Entries supplied —
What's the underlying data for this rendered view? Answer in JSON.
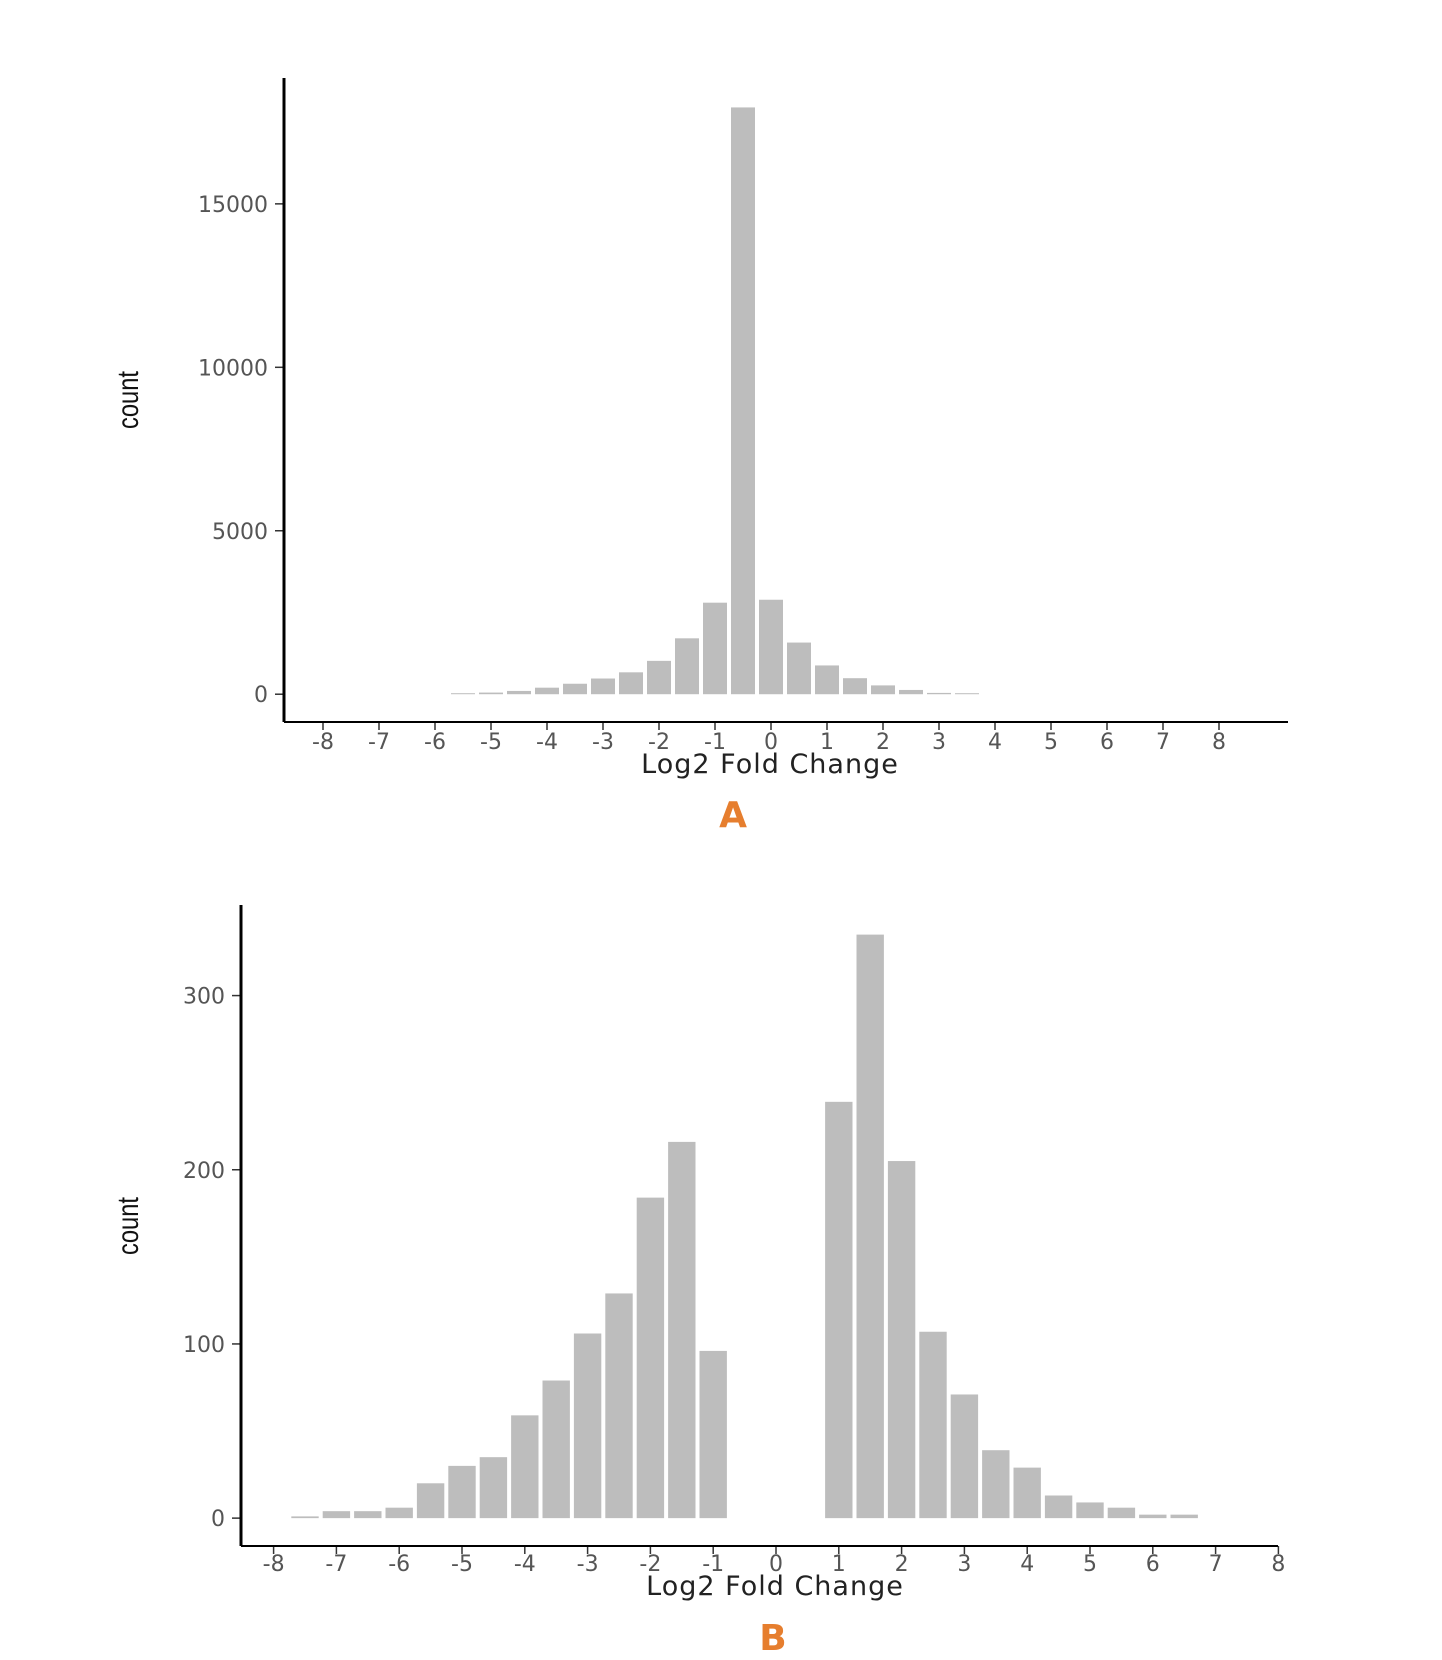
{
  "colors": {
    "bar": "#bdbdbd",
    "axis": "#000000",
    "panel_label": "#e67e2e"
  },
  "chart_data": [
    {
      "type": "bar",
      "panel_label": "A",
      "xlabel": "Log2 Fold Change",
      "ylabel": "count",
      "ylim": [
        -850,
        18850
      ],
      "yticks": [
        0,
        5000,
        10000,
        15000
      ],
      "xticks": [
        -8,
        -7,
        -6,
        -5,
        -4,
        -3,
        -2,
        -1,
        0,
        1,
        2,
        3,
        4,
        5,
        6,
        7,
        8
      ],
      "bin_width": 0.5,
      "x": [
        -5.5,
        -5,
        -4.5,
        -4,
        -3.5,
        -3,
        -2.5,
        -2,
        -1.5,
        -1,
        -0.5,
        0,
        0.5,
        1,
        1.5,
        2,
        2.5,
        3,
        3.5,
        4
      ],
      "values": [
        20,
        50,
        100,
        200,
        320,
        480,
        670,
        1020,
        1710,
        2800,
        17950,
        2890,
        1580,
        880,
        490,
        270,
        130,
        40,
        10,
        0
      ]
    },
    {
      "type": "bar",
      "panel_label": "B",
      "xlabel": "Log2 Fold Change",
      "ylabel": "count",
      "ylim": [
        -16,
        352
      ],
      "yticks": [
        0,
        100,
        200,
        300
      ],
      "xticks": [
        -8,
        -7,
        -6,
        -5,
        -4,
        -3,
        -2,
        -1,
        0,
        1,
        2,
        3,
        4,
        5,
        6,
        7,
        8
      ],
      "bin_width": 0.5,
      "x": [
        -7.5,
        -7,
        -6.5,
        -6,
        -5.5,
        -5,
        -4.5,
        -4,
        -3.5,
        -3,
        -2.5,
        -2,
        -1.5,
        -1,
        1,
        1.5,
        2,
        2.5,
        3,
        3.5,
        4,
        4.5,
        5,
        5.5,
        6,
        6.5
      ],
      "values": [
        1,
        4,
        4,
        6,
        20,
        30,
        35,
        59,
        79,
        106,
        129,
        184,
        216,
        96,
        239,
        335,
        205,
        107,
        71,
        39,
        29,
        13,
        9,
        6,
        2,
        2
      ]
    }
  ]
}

What is required — Your task is to retype all the entries exactly and leave out any pictures.

Exercise output —
What's the underlying data for this rendered view? Answer in JSON.
{
  "colors": {
    "bar": "#bdbdbd",
    "axis": "#000000",
    "panel_label": "#e67e2e"
  },
  "chart_data": [
    {
      "type": "bar",
      "panel_label": "A",
      "xlabel": "Log2 Fold Change",
      "ylabel": "count",
      "ylim": [
        -850,
        18850
      ],
      "yticks": [
        0,
        5000,
        10000,
        15000
      ],
      "xticks": [
        -8,
        -7,
        -6,
        -5,
        -4,
        -3,
        -2,
        -1,
        0,
        1,
        2,
        3,
        4,
        5,
        6,
        7,
        8
      ],
      "bin_width": 0.5,
      "x": [
        -5.5,
        -5,
        -4.5,
        -4,
        -3.5,
        -3,
        -2.5,
        -2,
        -1.5,
        -1,
        -0.5,
        0,
        0.5,
        1,
        1.5,
        2,
        2.5,
        3,
        3.5,
        4
      ],
      "values": [
        20,
        50,
        100,
        200,
        320,
        480,
        670,
        1020,
        1710,
        2800,
        17950,
        2890,
        1580,
        880,
        490,
        270,
        130,
        40,
        10,
        0
      ]
    },
    {
      "type": "bar",
      "panel_label": "B",
      "xlabel": "Log2 Fold Change",
      "ylabel": "count",
      "ylim": [
        -16,
        352
      ],
      "yticks": [
        0,
        100,
        200,
        300
      ],
      "xticks": [
        -8,
        -7,
        -6,
        -5,
        -4,
        -3,
        -2,
        -1,
        0,
        1,
        2,
        3,
        4,
        5,
        6,
        7,
        8
      ],
      "bin_width": 0.5,
      "x": [
        -7.5,
        -7,
        -6.5,
        -6,
        -5.5,
        -5,
        -4.5,
        -4,
        -3.5,
        -3,
        -2.5,
        -2,
        -1.5,
        -1,
        1,
        1.5,
        2,
        2.5,
        3,
        3.5,
        4,
        4.5,
        5,
        5.5,
        6,
        6.5
      ],
      "values": [
        1,
        4,
        4,
        6,
        20,
        30,
        35,
        59,
        79,
        106,
        129,
        184,
        216,
        96,
        239,
        335,
        205,
        107,
        71,
        39,
        29,
        13,
        9,
        6,
        2,
        2
      ]
    }
  ]
}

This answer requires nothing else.